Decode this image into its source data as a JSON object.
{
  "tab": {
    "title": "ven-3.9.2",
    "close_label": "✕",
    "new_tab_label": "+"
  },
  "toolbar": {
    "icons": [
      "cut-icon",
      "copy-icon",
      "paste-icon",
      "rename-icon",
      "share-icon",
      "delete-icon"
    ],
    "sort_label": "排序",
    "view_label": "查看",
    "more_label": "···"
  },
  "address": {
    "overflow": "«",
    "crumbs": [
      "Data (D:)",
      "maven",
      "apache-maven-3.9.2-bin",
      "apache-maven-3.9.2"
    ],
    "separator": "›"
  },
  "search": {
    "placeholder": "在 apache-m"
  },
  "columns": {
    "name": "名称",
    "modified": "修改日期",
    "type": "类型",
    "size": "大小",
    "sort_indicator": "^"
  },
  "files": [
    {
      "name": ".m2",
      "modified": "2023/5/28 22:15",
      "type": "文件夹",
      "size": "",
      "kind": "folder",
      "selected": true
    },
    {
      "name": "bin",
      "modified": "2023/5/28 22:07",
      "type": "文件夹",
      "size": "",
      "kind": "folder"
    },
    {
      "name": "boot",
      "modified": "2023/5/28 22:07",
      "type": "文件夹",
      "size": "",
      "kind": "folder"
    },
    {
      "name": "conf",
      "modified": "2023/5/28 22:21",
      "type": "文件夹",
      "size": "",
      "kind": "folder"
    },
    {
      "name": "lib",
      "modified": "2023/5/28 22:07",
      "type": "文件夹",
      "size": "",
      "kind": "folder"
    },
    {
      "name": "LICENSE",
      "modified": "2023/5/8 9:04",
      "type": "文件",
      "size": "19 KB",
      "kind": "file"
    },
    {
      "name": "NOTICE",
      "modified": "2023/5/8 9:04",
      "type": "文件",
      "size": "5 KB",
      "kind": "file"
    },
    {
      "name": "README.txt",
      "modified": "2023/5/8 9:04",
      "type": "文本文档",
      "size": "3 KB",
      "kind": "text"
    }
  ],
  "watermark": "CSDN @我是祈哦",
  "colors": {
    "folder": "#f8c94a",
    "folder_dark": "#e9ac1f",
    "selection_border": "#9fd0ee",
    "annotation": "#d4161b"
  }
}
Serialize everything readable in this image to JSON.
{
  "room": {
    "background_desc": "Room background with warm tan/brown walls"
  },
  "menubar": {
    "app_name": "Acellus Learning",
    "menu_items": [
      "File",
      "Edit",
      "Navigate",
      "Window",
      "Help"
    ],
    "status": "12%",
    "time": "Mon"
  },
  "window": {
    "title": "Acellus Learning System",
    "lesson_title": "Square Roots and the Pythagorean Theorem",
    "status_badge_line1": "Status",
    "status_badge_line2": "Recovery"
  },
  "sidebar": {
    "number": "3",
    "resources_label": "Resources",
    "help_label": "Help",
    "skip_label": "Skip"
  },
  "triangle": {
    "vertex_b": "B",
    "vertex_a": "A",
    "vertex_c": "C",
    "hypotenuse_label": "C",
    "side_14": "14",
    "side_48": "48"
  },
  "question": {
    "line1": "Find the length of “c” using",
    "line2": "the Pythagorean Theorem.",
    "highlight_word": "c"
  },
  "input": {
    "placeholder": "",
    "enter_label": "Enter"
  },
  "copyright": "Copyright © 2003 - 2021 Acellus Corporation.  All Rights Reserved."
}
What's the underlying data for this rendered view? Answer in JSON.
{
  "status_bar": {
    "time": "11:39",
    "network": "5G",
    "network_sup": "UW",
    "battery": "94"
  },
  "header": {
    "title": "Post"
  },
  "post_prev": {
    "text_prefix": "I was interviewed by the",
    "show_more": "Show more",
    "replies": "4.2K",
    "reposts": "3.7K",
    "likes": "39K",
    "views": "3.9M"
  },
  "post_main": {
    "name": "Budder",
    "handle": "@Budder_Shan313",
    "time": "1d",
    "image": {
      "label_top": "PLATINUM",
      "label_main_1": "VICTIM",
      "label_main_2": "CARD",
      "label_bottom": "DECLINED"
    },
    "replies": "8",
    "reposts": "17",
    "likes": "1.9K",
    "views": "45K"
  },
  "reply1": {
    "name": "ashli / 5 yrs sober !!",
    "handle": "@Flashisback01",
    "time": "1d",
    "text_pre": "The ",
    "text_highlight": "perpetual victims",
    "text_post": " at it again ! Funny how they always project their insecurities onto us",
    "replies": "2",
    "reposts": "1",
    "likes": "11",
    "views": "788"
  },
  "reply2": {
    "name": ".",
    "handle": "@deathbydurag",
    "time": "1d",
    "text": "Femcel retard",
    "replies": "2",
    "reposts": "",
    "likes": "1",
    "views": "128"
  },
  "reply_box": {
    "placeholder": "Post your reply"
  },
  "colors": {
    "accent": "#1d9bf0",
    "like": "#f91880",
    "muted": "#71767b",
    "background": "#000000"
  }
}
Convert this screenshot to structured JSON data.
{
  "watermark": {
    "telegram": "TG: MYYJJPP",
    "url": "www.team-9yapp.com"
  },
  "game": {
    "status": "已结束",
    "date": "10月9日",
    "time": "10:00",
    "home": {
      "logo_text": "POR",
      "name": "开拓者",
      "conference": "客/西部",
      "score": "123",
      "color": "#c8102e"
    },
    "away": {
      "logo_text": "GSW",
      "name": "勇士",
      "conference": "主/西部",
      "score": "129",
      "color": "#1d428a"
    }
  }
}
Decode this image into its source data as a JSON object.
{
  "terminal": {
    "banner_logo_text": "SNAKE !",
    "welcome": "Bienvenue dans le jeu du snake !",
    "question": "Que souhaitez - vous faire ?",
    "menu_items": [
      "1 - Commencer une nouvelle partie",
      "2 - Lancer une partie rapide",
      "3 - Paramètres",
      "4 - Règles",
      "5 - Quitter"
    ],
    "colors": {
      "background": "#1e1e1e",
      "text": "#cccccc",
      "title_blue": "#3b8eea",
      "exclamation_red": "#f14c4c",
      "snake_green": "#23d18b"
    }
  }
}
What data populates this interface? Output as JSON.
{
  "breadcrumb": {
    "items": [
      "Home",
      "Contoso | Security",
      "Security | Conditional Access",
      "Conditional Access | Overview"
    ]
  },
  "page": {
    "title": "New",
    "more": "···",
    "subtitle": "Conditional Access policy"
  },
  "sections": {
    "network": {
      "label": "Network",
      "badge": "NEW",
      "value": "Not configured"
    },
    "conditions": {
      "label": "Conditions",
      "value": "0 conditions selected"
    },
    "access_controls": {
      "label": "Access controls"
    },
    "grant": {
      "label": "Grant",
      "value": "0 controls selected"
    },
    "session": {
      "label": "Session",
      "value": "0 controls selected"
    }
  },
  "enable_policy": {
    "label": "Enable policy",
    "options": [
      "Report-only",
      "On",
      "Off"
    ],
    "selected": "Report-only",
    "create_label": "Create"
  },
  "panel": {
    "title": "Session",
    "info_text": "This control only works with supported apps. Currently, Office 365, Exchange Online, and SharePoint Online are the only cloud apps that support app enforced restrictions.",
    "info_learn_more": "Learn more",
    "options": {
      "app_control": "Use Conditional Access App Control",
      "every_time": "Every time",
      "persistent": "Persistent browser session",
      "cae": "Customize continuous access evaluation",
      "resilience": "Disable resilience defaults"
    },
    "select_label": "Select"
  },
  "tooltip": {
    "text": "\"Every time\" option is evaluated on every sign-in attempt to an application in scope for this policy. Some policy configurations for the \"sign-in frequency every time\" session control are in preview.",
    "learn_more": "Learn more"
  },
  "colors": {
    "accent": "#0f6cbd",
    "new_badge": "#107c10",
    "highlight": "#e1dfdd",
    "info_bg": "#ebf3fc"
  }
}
------------------------------
> [What is being asked]:
Count every line of the records that holds "Conditional". State the number, nothing else.

> [Solved exercise]:
4